[START Task data]

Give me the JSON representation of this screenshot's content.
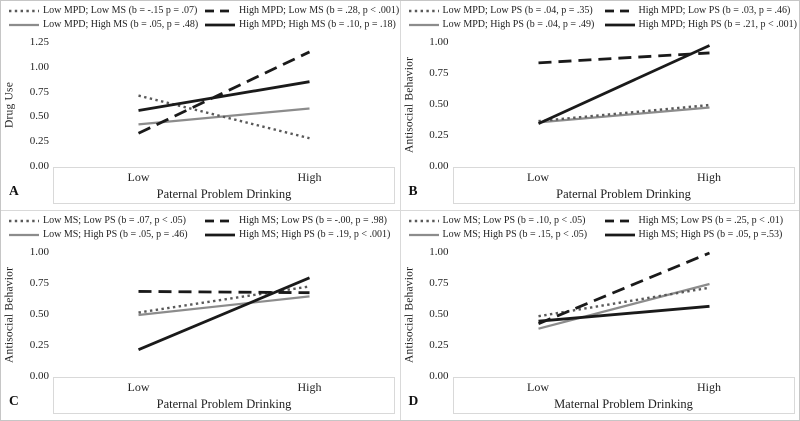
{
  "figure": {
    "rows": 2,
    "cols": 2,
    "background": "#ffffff",
    "divider_color": "#d9d9d9",
    "outer_border_color": "#c6c6c6"
  },
  "colors": {
    "black_line": "#1a1a1a",
    "gray_line": "#8c8c8c",
    "dotted_gray_line": "#595959",
    "text": "#1f1f1f",
    "axis_box_border": "#d9d9d9"
  },
  "line_styles": {
    "dotted-gray": {
      "color": "#595959",
      "width": 2.4,
      "dash": "2.4 3.4",
      "legend_dash": "2.4 3.4"
    },
    "dashed-black": {
      "color": "#1a1a1a",
      "width": 2.8,
      "dash": "13 7",
      "legend_dash": "9 6"
    },
    "solid-gray": {
      "color": "#8c8c8c",
      "width": 2.2,
      "dash": "",
      "legend_dash": ""
    },
    "solid-black": {
      "color": "#1a1a1a",
      "width": 2.8,
      "dash": "",
      "legend_dash": ""
    }
  },
  "chart_data": [
    {
      "type": "line",
      "panel": "A",
      "xlabel": "Paternal Problem Drinking",
      "ylabel": "Drug Use",
      "x_categories": [
        "Low",
        "High"
      ],
      "ylim": [
        0,
        1.25
      ],
      "y_ticks": [
        1.25,
        1.0,
        0.75,
        0.5,
        0.25,
        0.0
      ],
      "y_tick_labels": [
        "1.25",
        "1.00",
        "0.75",
        "0.50",
        "0.25",
        "0.00"
      ],
      "grid": false,
      "legend_position": "top",
      "series": [
        {
          "name": "Low MPD; Low MS (b = -.15 p = .07)",
          "style": "dotted-gray",
          "values": [
            0.72,
            0.29
          ]
        },
        {
          "name": "High MPD; Low MS (b = .28, p < .001)",
          "style": "dashed-black",
          "values": [
            0.34,
            1.16
          ]
        },
        {
          "name": "Low MPD; High MS (b = .05, p = .48)",
          "style": "solid-gray",
          "values": [
            0.43,
            0.59
          ]
        },
        {
          "name": "High MPD; High MS (b = .10, p = .18)",
          "style": "solid-black",
          "values": [
            0.57,
            0.86
          ]
        }
      ]
    },
    {
      "type": "line",
      "panel": "B",
      "xlabel": "Paternal Problem Drinking",
      "ylabel": "Antisocial Behavior",
      "x_categories": [
        "Low",
        "High"
      ],
      "ylim": [
        0,
        1.0
      ],
      "y_ticks": [
        1.0,
        0.75,
        0.5,
        0.25,
        0.0
      ],
      "y_tick_labels": [
        "1.00",
        "0.75",
        "0.50",
        "0.25",
        "0.00"
      ],
      "grid": false,
      "legend_position": "top",
      "series": [
        {
          "name": "Low MPD; Low PS (b = .04, p = .35)",
          "style": "dotted-gray",
          "values": [
            0.37,
            0.5
          ]
        },
        {
          "name": "High MPD; Low PS (b = .03, p = .46)",
          "style": "dashed-black",
          "values": [
            0.84,
            0.92
          ]
        },
        {
          "name": "Low MPD; High PS (b = .04, p = .49)",
          "style": "solid-gray",
          "values": [
            0.36,
            0.48
          ]
        },
        {
          "name": "High MPD; High PS (b = .21, p < .001)",
          "style": "solid-black",
          "values": [
            0.35,
            0.98
          ]
        }
      ]
    },
    {
      "type": "line",
      "panel": "C",
      "xlabel": "Paternal Problem Drinking",
      "ylabel": "Antisocial Behavior",
      "x_categories": [
        "Low",
        "High"
      ],
      "ylim": [
        0,
        1.0
      ],
      "y_ticks": [
        1.0,
        0.75,
        0.5,
        0.25,
        0.0
      ],
      "y_tick_labels": [
        "1.00",
        "0.75",
        "0.50",
        "0.25",
        "0.00"
      ],
      "grid": false,
      "legend_position": "top",
      "series": [
        {
          "name": "Low MS; Low PS (b = .07, p < .05)",
          "style": "dotted-gray",
          "values": [
            0.52,
            0.73
          ]
        },
        {
          "name": "High MS; Low PS (b = -.00, p = .98)",
          "style": "dashed-black",
          "values": [
            0.69,
            0.68
          ]
        },
        {
          "name": "Low MS; High PS (b = .05, p = .46)",
          "style": "solid-gray",
          "values": [
            0.5,
            0.65
          ]
        },
        {
          "name": "High MS; High PS (b = .19, p < .001)",
          "style": "solid-black",
          "values": [
            0.22,
            0.8
          ]
        }
      ]
    },
    {
      "type": "line",
      "panel": "D",
      "xlabel": "Maternal Problem Drinking",
      "ylabel": "Antisocial Behavior",
      "x_categories": [
        "Low",
        "High"
      ],
      "ylim": [
        0,
        1.0
      ],
      "y_ticks": [
        1.0,
        0.75,
        0.5,
        0.25,
        0.0
      ],
      "y_tick_labels": [
        "1.00",
        "0.75",
        "0.50",
        "0.25",
        "0.00"
      ],
      "grid": false,
      "legend_position": "top",
      "series": [
        {
          "name": "Low MS; Low PS (b = .10, p < .05)",
          "style": "dotted-gray",
          "values": [
            0.49,
            0.72
          ]
        },
        {
          "name": "High MS; Low PS (b = .25, p < .01)",
          "style": "dashed-black",
          "values": [
            0.43,
            1.0
          ]
        },
        {
          "name": "Low MS; High PS (b = .15, p < .05)",
          "style": "solid-gray",
          "values": [
            0.39,
            0.75
          ]
        },
        {
          "name": "High MS; High PS (b = .05, p =.53)",
          "style": "solid-black",
          "values": [
            0.45,
            0.57
          ]
        }
      ]
    }
  ]
}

[END Task data]

▶ _Exercise directions_
Can you restate all the records above word for word while dropping the pictures?

▶ _Written response_
Give me the JSON representation of this screenshot's content.
{
  "figure": {
    "rows": 2,
    "cols": 2,
    "background": "#ffffff",
    "divider_color": "#d9d9d9",
    "outer_border_color": "#c6c6c6"
  },
  "colors": {
    "black_line": "#1a1a1a",
    "gray_line": "#8c8c8c",
    "dotted_gray_line": "#595959",
    "text": "#1f1f1f",
    "axis_box_border": "#d9d9d9"
  },
  "line_styles": {
    "dotted-gray": {
      "color": "#595959",
      "width": 2.4,
      "dash": "2.4 3.4",
      "legend_dash": "2.4 3.4"
    },
    "dashed-black": {
      "color": "#1a1a1a",
      "width": 2.8,
      "dash": "13 7",
      "legend_dash": "9 6"
    },
    "solid-gray": {
      "color": "#8c8c8c",
      "width": 2.2,
      "dash": "",
      "legend_dash": ""
    },
    "solid-black": {
      "color": "#1a1a1a",
      "width": 2.8,
      "dash": "",
      "legend_dash": ""
    }
  },
  "chart_data": [
    {
      "type": "line",
      "panel": "A",
      "xlabel": "Paternal Problem Drinking",
      "ylabel": "Drug Use",
      "x_categories": [
        "Low",
        "High"
      ],
      "ylim": [
        0,
        1.25
      ],
      "y_ticks": [
        1.25,
        1.0,
        0.75,
        0.5,
        0.25,
        0.0
      ],
      "y_tick_labels": [
        "1.25",
        "1.00",
        "0.75",
        "0.50",
        "0.25",
        "0.00"
      ],
      "grid": false,
      "legend_position": "top",
      "series": [
        {
          "name": "Low MPD; Low MS (b = -.15 p = .07)",
          "style": "dotted-gray",
          "values": [
            0.72,
            0.29
          ]
        },
        {
          "name": "High MPD; Low MS (b = .28, p < .001)",
          "style": "dashed-black",
          "values": [
            0.34,
            1.16
          ]
        },
        {
          "name": "Low MPD; High MS (b = .05, p = .48)",
          "style": "solid-gray",
          "values": [
            0.43,
            0.59
          ]
        },
        {
          "name": "High MPD; High MS (b = .10, p = .18)",
          "style": "solid-black",
          "values": [
            0.57,
            0.86
          ]
        }
      ]
    },
    {
      "type": "line",
      "panel": "B",
      "xlabel": "Paternal Problem Drinking",
      "ylabel": "Antisocial Behavior",
      "x_categories": [
        "Low",
        "High"
      ],
      "ylim": [
        0,
        1.0
      ],
      "y_ticks": [
        1.0,
        0.75,
        0.5,
        0.25,
        0.0
      ],
      "y_tick_labels": [
        "1.00",
        "0.75",
        "0.50",
        "0.25",
        "0.00"
      ],
      "grid": false,
      "legend_position": "top",
      "series": [
        {
          "name": "Low MPD; Low PS (b = .04, p = .35)",
          "style": "dotted-gray",
          "values": [
            0.37,
            0.5
          ]
        },
        {
          "name": "High MPD; Low PS (b = .03, p = .46)",
          "style": "dashed-black",
          "values": [
            0.84,
            0.92
          ]
        },
        {
          "name": "Low MPD; High PS (b = .04, p = .49)",
          "style": "solid-gray",
          "values": [
            0.36,
            0.48
          ]
        },
        {
          "name": "High MPD; High PS (b = .21, p < .001)",
          "style": "solid-black",
          "values": [
            0.35,
            0.98
          ]
        }
      ]
    },
    {
      "type": "line",
      "panel": "C",
      "xlabel": "Paternal Problem Drinking",
      "ylabel": "Antisocial Behavior",
      "x_categories": [
        "Low",
        "High"
      ],
      "ylim": [
        0,
        1.0
      ],
      "y_ticks": [
        1.0,
        0.75,
        0.5,
        0.25,
        0.0
      ],
      "y_tick_labels": [
        "1.00",
        "0.75",
        "0.50",
        "0.25",
        "0.00"
      ],
      "grid": false,
      "legend_position": "top",
      "series": [
        {
          "name": "Low MS; Low PS (b = .07, p < .05)",
          "style": "dotted-gray",
          "values": [
            0.52,
            0.73
          ]
        },
        {
          "name": "High MS; Low PS (b = -.00, p = .98)",
          "style": "dashed-black",
          "values": [
            0.69,
            0.68
          ]
        },
        {
          "name": "Low MS; High PS (b = .05, p = .46)",
          "style": "solid-gray",
          "values": [
            0.5,
            0.65
          ]
        },
        {
          "name": "High MS; High PS (b = .19, p < .001)",
          "style": "solid-black",
          "values": [
            0.22,
            0.8
          ]
        }
      ]
    },
    {
      "type": "line",
      "panel": "D",
      "xlabel": "Maternal Problem Drinking",
      "ylabel": "Antisocial Behavior",
      "x_categories": [
        "Low",
        "High"
      ],
      "ylim": [
        0,
        1.0
      ],
      "y_ticks": [
        1.0,
        0.75,
        0.5,
        0.25,
        0.0
      ],
      "y_tick_labels": [
        "1.00",
        "0.75",
        "0.50",
        "0.25",
        "0.00"
      ],
      "grid": false,
      "legend_position": "top",
      "series": [
        {
          "name": "Low MS; Low PS (b = .10, p < .05)",
          "style": "dotted-gray",
          "values": [
            0.49,
            0.72
          ]
        },
        {
          "name": "High MS; Low PS (b = .25, p < .01)",
          "style": "dashed-black",
          "values": [
            0.43,
            1.0
          ]
        },
        {
          "name": "Low MS; High PS (b = .15, p < .05)",
          "style": "solid-gray",
          "values": [
            0.39,
            0.75
          ]
        },
        {
          "name": "High MS; High PS (b = .05, p =.53)",
          "style": "solid-black",
          "values": [
            0.45,
            0.57
          ]
        }
      ]
    }
  ]
}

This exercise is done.